SET EXERCISE:
Filter the records for lines holding the string "Cairo".
===== EXTRACTED INFORMATION =====
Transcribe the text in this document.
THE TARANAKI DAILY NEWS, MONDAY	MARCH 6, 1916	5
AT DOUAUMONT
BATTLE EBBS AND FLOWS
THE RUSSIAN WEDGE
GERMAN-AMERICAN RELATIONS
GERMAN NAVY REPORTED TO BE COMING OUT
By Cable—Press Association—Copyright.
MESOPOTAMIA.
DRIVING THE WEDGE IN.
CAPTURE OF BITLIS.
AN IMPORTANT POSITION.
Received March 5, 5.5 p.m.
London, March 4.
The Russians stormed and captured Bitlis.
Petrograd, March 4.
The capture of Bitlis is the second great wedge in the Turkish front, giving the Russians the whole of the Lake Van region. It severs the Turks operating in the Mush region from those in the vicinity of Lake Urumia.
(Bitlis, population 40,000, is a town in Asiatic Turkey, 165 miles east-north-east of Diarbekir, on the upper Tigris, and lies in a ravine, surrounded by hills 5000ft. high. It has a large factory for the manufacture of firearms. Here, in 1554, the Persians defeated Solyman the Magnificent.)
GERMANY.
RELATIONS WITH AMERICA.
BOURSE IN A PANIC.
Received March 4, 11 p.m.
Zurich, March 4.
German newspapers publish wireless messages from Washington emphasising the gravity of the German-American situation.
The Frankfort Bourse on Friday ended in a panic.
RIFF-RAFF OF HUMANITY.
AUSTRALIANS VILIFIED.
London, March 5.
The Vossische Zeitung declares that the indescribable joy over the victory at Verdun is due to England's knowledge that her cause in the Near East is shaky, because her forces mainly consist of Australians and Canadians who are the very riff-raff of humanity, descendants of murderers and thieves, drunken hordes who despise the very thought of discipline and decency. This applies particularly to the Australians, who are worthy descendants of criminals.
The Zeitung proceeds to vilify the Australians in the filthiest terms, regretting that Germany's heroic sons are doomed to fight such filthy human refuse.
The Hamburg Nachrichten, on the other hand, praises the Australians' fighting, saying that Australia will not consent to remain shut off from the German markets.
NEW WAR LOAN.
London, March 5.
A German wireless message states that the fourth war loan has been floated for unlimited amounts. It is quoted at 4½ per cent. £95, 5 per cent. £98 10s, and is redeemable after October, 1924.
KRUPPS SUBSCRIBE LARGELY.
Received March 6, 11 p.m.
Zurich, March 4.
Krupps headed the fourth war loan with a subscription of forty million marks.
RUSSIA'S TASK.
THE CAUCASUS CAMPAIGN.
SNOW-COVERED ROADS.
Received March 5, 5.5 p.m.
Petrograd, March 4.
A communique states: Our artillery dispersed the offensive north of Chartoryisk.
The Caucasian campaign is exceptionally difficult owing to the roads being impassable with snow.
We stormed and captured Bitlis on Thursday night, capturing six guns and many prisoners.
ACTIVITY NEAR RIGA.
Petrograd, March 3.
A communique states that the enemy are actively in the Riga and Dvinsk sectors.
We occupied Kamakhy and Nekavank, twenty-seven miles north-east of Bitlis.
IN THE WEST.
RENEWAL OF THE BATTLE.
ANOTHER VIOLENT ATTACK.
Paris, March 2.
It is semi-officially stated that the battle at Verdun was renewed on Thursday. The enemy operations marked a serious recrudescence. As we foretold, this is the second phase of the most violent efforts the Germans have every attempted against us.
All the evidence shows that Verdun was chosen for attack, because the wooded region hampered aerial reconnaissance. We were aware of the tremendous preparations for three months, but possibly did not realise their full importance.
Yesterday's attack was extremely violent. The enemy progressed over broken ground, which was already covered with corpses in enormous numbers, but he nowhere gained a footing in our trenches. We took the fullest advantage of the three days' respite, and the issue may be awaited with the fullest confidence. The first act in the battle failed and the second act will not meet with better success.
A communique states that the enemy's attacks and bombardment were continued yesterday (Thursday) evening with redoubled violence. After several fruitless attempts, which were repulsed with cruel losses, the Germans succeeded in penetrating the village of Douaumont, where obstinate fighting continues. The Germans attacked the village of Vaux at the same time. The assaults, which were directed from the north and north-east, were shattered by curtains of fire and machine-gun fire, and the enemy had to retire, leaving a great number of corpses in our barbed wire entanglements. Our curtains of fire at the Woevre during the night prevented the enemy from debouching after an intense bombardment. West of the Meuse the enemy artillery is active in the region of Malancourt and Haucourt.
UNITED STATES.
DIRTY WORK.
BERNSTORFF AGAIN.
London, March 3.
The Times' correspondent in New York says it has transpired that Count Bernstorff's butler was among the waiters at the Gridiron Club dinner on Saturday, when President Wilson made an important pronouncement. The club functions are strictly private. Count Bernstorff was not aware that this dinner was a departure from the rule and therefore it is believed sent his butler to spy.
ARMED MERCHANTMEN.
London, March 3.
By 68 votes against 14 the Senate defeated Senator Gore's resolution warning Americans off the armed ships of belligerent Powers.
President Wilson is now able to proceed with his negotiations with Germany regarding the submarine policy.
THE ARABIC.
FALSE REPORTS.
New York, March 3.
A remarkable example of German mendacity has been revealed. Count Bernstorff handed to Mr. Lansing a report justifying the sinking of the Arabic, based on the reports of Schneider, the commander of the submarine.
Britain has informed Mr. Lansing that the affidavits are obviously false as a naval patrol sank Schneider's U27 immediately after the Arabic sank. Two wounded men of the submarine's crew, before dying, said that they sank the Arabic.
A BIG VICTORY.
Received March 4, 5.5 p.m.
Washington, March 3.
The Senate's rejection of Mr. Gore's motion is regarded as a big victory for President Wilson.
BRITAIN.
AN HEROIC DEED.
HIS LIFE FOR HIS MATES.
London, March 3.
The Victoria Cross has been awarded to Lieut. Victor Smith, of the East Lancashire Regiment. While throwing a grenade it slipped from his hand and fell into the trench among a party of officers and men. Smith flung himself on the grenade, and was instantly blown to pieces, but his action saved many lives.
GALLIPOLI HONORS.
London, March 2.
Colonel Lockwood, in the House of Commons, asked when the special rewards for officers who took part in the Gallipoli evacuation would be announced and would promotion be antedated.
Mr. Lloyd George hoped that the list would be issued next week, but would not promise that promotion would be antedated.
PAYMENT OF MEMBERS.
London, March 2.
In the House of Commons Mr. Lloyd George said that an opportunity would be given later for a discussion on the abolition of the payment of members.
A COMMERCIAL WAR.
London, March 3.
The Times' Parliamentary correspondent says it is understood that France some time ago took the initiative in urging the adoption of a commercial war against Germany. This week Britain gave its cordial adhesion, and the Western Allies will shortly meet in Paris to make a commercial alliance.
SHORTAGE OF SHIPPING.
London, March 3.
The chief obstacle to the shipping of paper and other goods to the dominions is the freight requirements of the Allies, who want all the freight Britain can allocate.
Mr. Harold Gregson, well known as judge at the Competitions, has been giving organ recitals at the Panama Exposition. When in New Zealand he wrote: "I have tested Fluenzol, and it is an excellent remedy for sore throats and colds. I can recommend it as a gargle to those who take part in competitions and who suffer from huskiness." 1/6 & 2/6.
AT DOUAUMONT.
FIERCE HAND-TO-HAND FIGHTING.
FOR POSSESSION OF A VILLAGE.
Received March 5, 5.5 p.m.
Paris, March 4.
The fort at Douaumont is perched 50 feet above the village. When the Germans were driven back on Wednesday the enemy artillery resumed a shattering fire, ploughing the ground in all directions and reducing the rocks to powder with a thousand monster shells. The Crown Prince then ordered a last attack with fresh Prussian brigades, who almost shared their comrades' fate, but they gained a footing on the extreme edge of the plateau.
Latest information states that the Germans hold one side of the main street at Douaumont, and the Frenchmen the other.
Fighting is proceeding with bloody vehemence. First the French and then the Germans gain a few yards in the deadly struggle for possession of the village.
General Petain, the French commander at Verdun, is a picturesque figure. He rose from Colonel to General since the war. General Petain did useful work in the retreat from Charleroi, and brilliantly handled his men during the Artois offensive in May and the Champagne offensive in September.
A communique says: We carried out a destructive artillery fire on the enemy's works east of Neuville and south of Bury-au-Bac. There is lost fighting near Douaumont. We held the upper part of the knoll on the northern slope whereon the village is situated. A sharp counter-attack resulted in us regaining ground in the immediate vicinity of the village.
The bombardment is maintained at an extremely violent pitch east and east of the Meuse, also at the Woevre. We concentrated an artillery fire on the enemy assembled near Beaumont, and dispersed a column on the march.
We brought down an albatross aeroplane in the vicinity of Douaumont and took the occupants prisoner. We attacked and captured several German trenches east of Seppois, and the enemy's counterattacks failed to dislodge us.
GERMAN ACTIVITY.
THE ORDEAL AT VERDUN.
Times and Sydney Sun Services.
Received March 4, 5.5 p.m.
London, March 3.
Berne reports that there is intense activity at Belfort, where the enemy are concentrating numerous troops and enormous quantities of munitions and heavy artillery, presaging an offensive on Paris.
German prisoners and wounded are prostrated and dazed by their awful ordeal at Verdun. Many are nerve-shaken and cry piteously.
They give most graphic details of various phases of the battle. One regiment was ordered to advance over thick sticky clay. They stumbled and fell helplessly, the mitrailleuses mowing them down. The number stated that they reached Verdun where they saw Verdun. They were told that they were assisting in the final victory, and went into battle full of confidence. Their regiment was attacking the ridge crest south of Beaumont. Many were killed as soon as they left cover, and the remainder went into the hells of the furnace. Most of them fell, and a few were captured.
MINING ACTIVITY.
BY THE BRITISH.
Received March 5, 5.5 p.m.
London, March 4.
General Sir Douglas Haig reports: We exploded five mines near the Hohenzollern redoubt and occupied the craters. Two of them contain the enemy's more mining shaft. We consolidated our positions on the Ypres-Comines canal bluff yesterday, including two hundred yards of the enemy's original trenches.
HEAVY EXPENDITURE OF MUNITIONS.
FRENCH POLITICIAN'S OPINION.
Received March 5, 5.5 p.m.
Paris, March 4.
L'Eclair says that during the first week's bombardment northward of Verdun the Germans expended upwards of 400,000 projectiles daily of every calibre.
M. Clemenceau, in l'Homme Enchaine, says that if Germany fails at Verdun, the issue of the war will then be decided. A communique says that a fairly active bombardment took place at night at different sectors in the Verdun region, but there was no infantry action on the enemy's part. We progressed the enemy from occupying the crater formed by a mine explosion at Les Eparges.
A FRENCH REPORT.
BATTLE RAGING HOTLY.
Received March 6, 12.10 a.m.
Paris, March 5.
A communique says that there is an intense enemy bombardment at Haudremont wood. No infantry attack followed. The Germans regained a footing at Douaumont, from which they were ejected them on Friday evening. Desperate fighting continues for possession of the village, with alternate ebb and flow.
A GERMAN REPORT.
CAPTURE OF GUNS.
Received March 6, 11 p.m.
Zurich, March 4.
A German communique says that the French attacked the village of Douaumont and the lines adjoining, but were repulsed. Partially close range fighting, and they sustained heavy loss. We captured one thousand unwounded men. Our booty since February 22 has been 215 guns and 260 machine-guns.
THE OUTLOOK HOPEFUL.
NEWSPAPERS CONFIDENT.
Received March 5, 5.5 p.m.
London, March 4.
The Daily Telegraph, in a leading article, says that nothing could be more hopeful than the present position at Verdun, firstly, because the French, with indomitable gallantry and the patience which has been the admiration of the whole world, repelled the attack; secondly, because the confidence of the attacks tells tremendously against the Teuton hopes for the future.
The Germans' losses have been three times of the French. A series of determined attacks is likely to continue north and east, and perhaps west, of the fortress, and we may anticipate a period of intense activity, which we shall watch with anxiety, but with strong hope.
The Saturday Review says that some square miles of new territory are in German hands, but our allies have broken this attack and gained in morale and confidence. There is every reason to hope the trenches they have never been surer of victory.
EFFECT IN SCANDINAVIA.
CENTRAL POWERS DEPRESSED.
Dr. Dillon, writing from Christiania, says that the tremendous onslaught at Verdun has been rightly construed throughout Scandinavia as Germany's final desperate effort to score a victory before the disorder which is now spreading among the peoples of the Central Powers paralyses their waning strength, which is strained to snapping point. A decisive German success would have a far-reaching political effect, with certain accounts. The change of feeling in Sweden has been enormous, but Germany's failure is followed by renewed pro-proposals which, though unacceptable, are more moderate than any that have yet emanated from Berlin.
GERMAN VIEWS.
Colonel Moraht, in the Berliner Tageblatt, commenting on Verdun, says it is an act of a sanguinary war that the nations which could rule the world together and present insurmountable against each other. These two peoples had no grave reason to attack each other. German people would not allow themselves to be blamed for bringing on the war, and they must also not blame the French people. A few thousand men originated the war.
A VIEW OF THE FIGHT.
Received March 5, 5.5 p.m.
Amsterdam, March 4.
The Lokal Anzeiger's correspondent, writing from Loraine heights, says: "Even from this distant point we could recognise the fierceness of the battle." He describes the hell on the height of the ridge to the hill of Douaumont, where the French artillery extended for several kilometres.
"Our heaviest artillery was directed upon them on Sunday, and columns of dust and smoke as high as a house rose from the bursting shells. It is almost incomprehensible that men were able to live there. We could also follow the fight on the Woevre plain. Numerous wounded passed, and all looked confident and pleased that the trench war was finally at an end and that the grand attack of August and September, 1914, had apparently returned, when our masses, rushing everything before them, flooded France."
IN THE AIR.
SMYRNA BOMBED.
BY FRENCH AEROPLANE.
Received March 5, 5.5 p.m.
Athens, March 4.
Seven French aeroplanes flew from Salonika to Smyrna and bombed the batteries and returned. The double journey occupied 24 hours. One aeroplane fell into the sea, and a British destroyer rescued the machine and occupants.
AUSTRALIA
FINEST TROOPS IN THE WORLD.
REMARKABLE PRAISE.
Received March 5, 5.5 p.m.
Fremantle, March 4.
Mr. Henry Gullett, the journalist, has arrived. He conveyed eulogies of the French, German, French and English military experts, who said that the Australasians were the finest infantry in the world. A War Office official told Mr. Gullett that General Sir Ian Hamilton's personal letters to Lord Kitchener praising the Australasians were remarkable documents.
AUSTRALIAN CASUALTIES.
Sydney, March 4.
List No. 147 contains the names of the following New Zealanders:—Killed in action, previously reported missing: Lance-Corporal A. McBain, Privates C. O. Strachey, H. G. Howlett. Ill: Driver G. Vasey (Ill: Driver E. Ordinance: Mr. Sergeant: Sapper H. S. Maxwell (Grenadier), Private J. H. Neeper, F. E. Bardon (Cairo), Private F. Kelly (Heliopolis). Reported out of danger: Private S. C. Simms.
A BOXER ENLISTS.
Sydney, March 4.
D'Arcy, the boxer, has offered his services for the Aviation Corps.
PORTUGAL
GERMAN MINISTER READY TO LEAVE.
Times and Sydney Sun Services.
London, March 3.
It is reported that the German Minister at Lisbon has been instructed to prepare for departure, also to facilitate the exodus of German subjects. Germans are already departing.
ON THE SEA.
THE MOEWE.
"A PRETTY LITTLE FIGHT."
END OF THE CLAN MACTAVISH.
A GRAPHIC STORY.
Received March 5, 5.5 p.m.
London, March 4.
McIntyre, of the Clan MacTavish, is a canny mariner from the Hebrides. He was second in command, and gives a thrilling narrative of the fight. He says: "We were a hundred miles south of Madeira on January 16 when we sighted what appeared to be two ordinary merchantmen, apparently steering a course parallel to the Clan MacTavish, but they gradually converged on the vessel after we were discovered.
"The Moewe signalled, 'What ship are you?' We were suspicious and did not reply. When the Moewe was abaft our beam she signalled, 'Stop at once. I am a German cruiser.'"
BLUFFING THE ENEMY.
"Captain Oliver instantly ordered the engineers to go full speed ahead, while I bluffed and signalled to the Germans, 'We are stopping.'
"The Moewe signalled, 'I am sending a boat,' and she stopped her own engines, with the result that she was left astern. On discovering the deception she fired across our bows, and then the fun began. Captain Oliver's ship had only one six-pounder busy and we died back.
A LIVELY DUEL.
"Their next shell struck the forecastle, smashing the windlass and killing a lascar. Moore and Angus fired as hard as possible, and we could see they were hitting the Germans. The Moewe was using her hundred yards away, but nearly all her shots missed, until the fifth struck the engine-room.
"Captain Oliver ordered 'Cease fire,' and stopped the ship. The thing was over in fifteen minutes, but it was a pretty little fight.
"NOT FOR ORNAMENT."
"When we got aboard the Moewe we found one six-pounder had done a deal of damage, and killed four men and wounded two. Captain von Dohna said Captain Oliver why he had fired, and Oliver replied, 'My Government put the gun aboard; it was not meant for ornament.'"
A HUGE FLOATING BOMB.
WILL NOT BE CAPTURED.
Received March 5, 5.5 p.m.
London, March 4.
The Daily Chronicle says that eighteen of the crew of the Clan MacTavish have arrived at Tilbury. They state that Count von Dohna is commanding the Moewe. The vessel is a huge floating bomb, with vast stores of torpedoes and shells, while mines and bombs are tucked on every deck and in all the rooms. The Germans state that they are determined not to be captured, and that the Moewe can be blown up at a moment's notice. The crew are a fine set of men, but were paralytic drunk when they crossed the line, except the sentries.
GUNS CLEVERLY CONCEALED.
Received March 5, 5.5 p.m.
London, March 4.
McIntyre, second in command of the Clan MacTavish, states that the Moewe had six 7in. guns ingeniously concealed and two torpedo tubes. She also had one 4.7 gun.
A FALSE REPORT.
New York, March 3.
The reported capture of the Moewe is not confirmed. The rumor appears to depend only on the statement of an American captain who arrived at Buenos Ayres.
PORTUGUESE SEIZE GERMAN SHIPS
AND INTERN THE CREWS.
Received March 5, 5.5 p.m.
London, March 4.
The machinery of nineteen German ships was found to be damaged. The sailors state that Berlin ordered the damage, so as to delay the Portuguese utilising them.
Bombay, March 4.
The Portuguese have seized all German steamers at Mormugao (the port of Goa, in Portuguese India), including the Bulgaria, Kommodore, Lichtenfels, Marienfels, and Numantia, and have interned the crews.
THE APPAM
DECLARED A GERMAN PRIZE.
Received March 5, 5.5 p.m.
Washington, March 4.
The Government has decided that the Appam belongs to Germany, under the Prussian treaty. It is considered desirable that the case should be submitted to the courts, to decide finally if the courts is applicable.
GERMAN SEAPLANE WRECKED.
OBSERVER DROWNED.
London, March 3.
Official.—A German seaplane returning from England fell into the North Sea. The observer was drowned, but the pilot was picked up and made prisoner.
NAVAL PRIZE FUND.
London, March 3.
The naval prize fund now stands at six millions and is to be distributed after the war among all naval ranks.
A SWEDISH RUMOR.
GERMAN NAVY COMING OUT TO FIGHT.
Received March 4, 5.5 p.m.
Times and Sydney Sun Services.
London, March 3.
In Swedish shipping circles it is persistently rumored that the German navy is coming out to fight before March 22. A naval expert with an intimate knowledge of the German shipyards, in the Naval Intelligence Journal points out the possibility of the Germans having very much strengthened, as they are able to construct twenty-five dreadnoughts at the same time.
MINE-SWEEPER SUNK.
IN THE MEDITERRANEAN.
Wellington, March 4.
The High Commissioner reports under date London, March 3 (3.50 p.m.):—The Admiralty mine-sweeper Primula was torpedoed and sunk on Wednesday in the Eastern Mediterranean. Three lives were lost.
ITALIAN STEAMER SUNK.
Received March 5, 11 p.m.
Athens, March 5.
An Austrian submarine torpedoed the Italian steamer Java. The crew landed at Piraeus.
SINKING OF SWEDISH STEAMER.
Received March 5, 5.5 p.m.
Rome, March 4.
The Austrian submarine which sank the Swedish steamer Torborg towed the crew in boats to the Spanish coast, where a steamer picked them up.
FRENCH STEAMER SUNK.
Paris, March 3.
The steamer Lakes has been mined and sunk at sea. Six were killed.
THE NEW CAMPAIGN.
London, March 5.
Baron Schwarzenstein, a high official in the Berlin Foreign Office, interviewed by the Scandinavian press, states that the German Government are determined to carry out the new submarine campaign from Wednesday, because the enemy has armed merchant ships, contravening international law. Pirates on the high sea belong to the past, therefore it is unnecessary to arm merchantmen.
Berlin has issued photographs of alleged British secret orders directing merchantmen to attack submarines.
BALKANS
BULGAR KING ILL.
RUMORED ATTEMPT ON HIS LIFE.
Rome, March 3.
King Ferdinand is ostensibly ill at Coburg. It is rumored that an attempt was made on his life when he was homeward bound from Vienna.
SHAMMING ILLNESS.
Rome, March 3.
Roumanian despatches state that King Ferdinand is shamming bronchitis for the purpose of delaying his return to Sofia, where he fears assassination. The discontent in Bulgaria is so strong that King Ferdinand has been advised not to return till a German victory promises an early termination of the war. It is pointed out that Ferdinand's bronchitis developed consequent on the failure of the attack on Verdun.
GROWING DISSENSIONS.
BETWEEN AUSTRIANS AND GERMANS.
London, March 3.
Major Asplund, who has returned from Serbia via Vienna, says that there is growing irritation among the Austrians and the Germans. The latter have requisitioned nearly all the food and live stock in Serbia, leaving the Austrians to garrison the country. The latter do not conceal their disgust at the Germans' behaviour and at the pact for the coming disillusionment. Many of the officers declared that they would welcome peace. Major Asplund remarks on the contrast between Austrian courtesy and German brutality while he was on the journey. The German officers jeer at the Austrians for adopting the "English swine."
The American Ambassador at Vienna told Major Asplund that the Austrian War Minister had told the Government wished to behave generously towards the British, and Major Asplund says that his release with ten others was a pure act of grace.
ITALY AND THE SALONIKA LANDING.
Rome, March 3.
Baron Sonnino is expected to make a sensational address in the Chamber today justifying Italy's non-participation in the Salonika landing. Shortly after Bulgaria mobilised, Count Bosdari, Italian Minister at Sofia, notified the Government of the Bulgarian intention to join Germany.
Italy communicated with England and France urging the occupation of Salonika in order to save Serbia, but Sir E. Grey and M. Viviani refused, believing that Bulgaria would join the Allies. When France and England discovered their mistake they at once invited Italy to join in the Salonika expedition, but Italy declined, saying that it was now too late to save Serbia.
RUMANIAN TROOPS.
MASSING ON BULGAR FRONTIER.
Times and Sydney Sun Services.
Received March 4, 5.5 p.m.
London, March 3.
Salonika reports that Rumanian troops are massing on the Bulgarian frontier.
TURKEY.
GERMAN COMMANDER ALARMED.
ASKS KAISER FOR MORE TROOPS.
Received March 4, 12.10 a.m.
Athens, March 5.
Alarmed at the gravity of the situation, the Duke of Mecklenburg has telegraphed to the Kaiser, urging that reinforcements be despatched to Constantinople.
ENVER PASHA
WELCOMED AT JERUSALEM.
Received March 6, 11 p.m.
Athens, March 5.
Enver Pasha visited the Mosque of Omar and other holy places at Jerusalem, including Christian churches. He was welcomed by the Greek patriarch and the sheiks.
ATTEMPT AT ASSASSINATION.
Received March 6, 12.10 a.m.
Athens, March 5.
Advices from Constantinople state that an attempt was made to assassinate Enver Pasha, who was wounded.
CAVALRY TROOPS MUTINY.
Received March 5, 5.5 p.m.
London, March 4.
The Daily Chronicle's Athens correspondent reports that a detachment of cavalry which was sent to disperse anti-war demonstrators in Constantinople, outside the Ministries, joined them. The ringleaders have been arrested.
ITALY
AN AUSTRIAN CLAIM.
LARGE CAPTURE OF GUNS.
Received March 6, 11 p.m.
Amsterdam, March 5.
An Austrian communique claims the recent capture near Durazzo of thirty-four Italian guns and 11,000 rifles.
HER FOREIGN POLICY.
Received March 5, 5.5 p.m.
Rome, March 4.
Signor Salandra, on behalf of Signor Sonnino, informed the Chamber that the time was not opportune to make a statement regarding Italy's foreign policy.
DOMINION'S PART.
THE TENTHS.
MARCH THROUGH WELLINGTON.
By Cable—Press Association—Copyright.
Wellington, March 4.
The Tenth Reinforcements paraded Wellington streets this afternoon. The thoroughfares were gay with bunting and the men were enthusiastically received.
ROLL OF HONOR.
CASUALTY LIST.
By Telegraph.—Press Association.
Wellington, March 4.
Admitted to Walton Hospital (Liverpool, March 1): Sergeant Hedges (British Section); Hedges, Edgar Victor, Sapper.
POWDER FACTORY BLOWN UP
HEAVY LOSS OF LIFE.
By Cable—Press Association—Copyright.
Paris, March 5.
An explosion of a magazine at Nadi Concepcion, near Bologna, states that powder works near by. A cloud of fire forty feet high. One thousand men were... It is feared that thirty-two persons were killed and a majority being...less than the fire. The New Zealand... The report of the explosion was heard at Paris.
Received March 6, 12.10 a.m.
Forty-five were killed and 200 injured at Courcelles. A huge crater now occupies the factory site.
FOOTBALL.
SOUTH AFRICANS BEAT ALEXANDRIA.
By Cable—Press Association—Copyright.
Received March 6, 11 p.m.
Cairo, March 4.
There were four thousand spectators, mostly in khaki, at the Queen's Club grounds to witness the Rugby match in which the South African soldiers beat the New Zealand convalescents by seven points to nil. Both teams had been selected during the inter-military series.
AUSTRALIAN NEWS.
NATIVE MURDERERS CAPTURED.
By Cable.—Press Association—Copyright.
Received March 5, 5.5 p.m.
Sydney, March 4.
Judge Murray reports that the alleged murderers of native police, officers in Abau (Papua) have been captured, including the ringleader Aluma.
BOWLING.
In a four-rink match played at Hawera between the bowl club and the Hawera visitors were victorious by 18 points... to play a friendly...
=====
THE RESPONSE:
List No. 147 contains the names of the following New Zealanders:—Killed in action, previously reported missing: Lance-Corporal A. McBain, Privates C. O. Strachey, H. G. Howlett. Ill: Driver G. Vasey (Ill: Driver E. Ordinance: Mr. Sergeant: Sapper H. S. Maxwell (Grenadier), Private J. H. Neeper, F. E. Bardon (Cairo), Private F. Kelly (Heliopolis). Reported out of danger: Private S. C. Simms.
Cairo, March 4.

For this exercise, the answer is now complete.